_What you should do:_
Begin at the line containing "Enumerate this screenshot's" and give again every line to the end of the records, exactly, without the pictures.

_Available data:_
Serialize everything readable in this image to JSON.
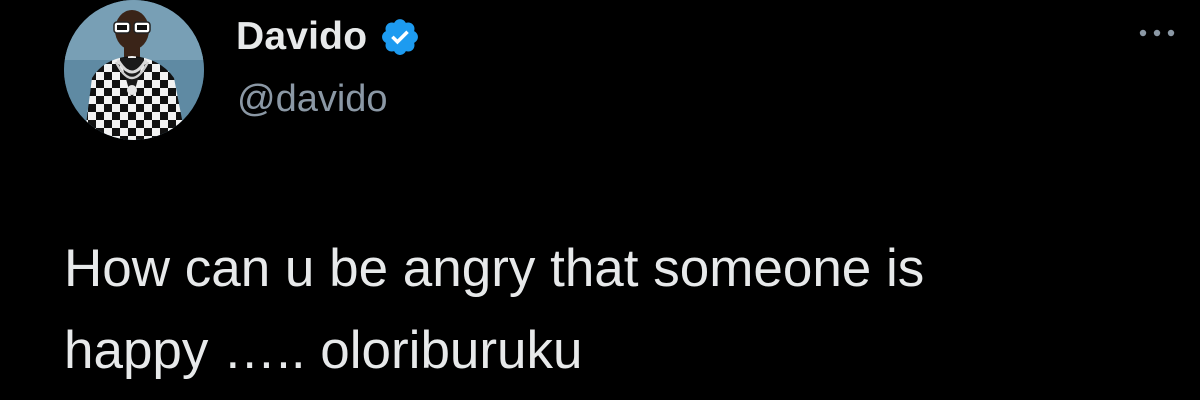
{
  "tweet": {
    "author": {
      "display_name": "Davido",
      "handle": "@davido",
      "verified": true,
      "avatar_icon": "profile-photo"
    },
    "more_icon": "more-dots-icon",
    "text": "How can u be angry that someone is\nhappy ….. oloriburuku"
  },
  "colors": {
    "background": "#000000",
    "primary_text": "#e7e9ea",
    "secondary_text": "#8b98a5",
    "verified_blue": "#1d9bf0"
  }
}
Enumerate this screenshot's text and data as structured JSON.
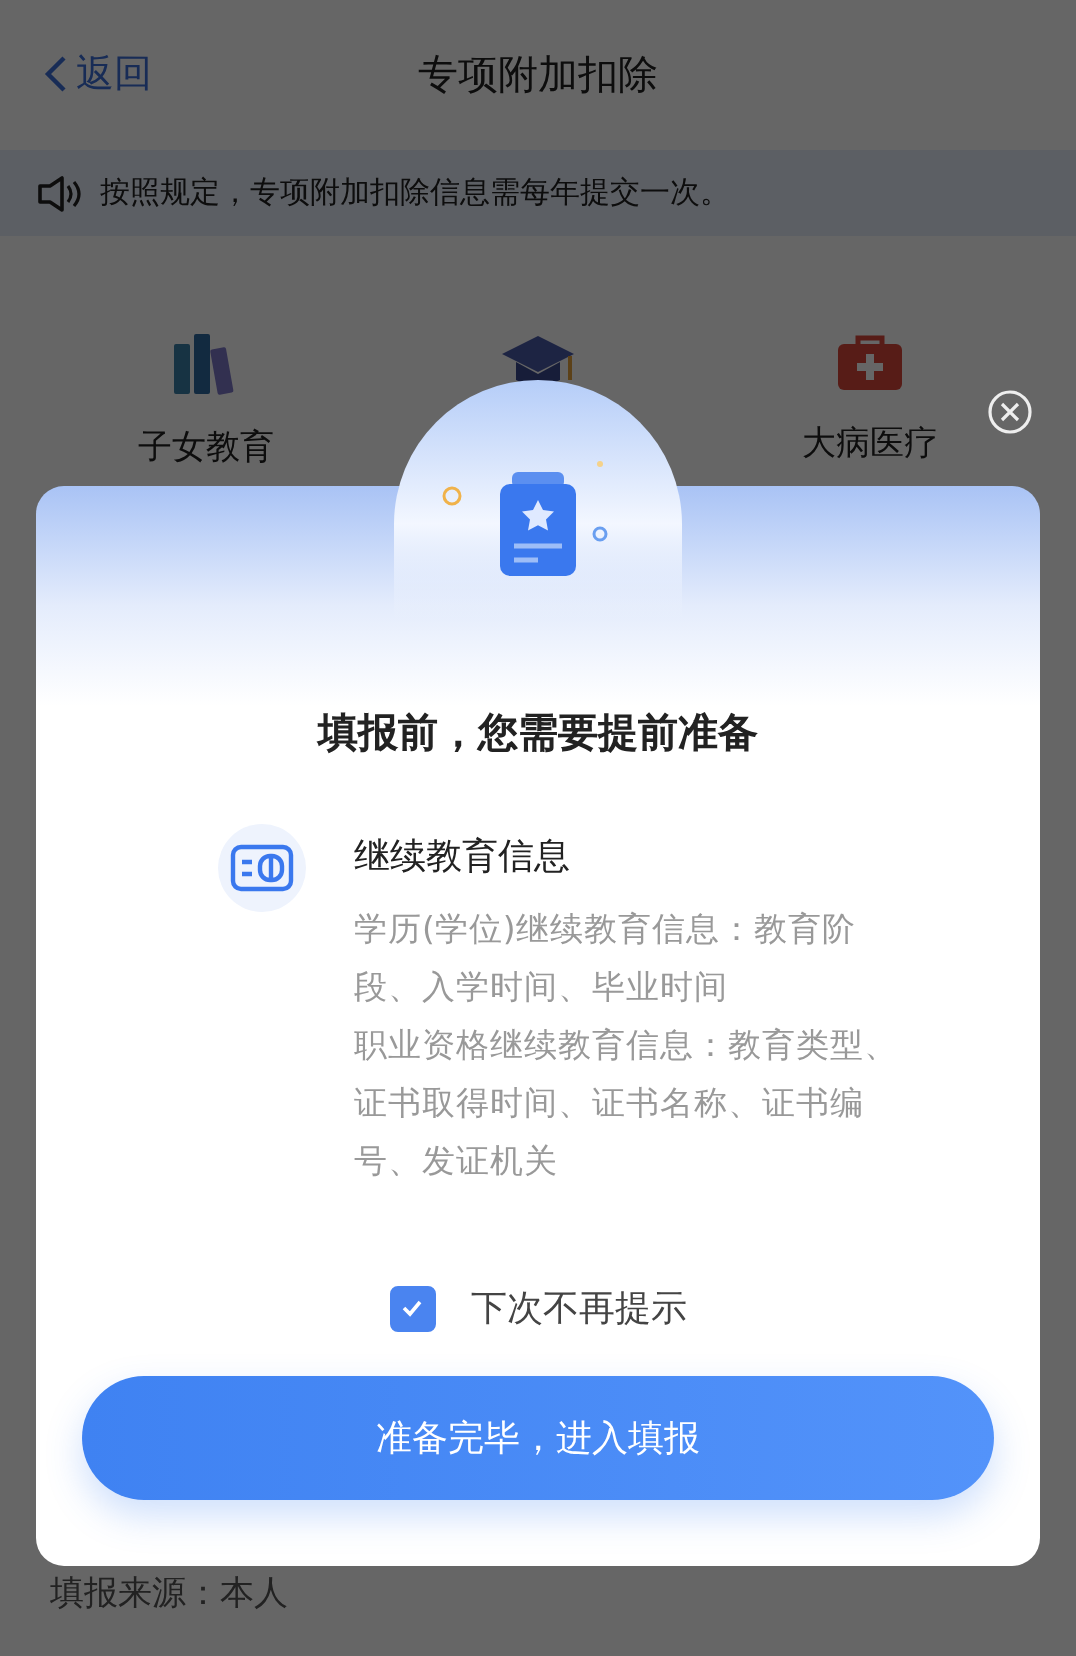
{
  "header": {
    "back": "返回",
    "title": "专项附加扣除"
  },
  "notice": {
    "text": "按照规定，专项附加扣除信息需每年提交一次。"
  },
  "categories": [
    {
      "kind": "books",
      "label": "子女教育"
    },
    {
      "kind": "cap"
    },
    {
      "kind": "medkit",
      "label": "大病医疗"
    }
  ],
  "record": {
    "source": "填报来源：本人"
  },
  "dialog": {
    "title": "填报前，您需要提前准备",
    "item": {
      "title": "继续教育信息",
      "lines": [
        "学历(学位)继续教育信息：教育阶段、入学时间、毕业时间",
        "职业资格继续教育信息：教育类型、证书取得时间、证书名称、证书编号、发证机关"
      ]
    },
    "dont_show_again": {
      "label": "下次不再提示",
      "checked": true
    },
    "confirm": "准备完毕，进入填报"
  }
}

_Finished exercise:_
Enumerate this screenshot's text and data as structured JSON.
{
  "header": {
    "back": "返回",
    "title": "专项附加扣除"
  },
  "notice": {
    "text": "按照规定，专项附加扣除信息需每年提交一次。"
  },
  "categories": [
    {
      "kind": "books",
      "label": "子女教育"
    },
    {
      "kind": "cap"
    },
    {
      "kind": "medkit",
      "label": "大病医疗"
    }
  ],
  "record": {
    "source": "填报来源：本人"
  },
  "dialog": {
    "title": "填报前，您需要提前准备",
    "item": {
      "title": "继续教育信息",
      "lines": [
        "学历(学位)继续教育信息：教育阶段、入学时间、毕业时间",
        "职业资格继续教育信息：教育类型、证书取得时间、证书名称、证书编号、发证机关"
      ]
    },
    "dont_show_again": {
      "label": "下次不再提示",
      "checked": true
    },
    "confirm": "准备完毕，进入填报"
  }
}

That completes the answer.